---------- INFORMATION SHOWN ----------

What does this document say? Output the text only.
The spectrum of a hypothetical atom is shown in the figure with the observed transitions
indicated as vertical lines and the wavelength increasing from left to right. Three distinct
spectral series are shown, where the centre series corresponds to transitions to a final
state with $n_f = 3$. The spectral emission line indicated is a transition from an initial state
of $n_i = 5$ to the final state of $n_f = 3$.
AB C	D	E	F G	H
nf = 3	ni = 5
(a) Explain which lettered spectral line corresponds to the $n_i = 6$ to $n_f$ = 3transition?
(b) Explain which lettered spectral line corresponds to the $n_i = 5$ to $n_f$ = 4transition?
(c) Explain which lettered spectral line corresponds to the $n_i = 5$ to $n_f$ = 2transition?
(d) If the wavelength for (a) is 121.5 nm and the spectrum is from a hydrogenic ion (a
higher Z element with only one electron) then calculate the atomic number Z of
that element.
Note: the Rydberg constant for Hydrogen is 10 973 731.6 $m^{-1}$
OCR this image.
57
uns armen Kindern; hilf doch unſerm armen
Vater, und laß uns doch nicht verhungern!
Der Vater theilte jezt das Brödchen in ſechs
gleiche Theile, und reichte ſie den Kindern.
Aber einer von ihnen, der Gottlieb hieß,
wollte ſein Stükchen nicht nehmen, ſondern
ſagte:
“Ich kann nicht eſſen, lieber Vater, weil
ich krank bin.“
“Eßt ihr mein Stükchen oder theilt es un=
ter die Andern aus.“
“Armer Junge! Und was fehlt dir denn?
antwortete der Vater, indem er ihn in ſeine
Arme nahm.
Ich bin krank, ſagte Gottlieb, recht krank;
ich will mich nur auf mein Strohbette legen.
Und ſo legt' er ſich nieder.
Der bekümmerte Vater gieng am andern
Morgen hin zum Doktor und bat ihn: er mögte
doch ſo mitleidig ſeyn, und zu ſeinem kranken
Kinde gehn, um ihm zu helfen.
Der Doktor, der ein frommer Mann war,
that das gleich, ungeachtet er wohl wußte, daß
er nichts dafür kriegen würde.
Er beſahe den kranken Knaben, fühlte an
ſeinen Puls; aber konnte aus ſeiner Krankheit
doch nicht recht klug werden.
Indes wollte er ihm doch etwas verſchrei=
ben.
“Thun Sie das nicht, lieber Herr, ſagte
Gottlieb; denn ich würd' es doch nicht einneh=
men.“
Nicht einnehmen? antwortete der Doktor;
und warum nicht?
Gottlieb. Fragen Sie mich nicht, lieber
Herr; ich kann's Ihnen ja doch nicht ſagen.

----------

_WRITTEN PROBLEM_
Reproduce the full set of records precisely.

_EXPECTED ANSWER_
What does this document say? Output the text only.
The spectrum of a hypothetical atom is shown in the figure with the observed transitions
indicated as vertical lines and the wavelength increasing from left to right. Three distinct
spectral series are shown, where the centre series corresponds to transitions to a final
state with $n_f = 3$. The spectral emission line indicated is a transition from an initial state
of $n_i = 5$ to the final state of $n_f = 3$.
AB C	D	E	F G	H
nf = 3	ni = 5
(a) Explain which lettered spectral line corresponds to the $n_i = 6$ to $n_f$ = 3transition?
(b) Explain which lettered spectral line corresponds to the $n_i = 5$ to $n_f$ = 4transition?
(c) Explain which lettered spectral line corresponds to the $n_i = 5$ to $n_f$ = 2transition?
(d) If the wavelength for (a) is 121.5 nm and the spectrum is from a hydrogenic ion (a
higher Z element with only one electron) then calculate the atomic number Z of
that element.
Note: the Rydberg constant for Hydrogen is 10 973 731.6 $m^{-1}$
OCR this image.
57
uns armen Kindern; hilf doch unſerm armen
Vater, und laß uns doch nicht verhungern!
Der Vater theilte jezt das Brödchen in ſechs
gleiche Theile, und reichte ſie den Kindern.
Aber einer von ihnen, der Gottlieb hieß,
wollte ſein Stükchen nicht nehmen, ſondern
ſagte:
“Ich kann nicht eſſen, lieber Vater, weil
ich krank bin.“
“Eßt ihr mein Stükchen oder theilt es un=
ter die Andern aus.“
“Armer Junge! Und was fehlt dir denn?
antwortete der Vater, indem er ihn in ſeine
Arme nahm.
Ich bin krank, ſagte Gottlieb, recht krank;
ich will mich nur auf mein Strohbette legen.
Und ſo legt' er ſich nieder.
Der bekümmerte Vater gieng am andern
Morgen hin zum Doktor und bat ihn: er mögte
doch ſo mitleidig ſeyn, und zu ſeinem kranken
Kinde gehn, um ihm zu helfen.
Der Doktor, der ein frommer Mann war,
that das gleich, ungeachtet er wohl wußte, daß
er nichts dafür kriegen würde.
Er beſahe den kranken Knaben, fühlte an
ſeinen Puls; aber konnte aus ſeiner Krankheit
doch nicht recht klug werden.
Indes wollte er ihm doch etwas verſchrei=
ben.
“Thun Sie das nicht, lieber Herr, ſagte
Gottlieb; denn ich würd' es doch nicht einneh=
men.“
Nicht einnehmen? antwortete der Doktor;
und warum nicht?
Gottlieb. Fragen Sie mich nicht, lieber
Herr; ich kann's Ihnen ja doch nicht ſagen.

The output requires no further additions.